• _Aim_:
Look through the material below for "Deployment". Copy every line that contains it.

Dataset items:
◆ ◆ ◆ ◆
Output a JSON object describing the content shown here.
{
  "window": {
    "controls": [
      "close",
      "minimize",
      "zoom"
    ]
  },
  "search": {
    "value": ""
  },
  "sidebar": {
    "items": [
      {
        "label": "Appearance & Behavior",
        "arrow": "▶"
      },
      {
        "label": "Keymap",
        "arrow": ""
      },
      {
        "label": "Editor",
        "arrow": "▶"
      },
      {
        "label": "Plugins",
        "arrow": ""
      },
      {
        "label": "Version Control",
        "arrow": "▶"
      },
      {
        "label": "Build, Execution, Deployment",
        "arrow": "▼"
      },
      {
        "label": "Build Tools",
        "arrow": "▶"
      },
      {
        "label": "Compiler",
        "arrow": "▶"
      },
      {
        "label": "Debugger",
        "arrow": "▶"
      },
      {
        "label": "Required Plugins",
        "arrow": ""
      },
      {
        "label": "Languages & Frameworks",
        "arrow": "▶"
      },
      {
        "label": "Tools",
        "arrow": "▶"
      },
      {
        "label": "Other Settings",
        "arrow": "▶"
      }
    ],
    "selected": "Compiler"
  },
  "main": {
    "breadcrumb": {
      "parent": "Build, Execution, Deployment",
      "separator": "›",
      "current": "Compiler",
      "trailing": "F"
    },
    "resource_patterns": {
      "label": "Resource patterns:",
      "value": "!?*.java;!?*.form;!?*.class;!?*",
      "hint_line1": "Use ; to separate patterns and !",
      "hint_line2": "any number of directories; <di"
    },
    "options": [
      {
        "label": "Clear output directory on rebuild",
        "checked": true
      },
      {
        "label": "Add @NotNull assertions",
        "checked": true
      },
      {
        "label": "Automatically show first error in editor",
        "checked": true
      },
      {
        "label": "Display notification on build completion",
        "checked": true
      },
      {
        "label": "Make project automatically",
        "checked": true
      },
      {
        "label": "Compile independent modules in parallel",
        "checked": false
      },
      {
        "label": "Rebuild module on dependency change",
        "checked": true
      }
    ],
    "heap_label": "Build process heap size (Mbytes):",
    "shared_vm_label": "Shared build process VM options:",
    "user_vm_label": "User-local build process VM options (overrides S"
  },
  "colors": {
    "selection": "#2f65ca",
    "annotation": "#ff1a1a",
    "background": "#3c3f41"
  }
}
◆ ◆ ◆ ◆
• _Problem solution_:
        "label": "Build, Execution, Deployment",
      "parent": "Build, Execution, Deployment",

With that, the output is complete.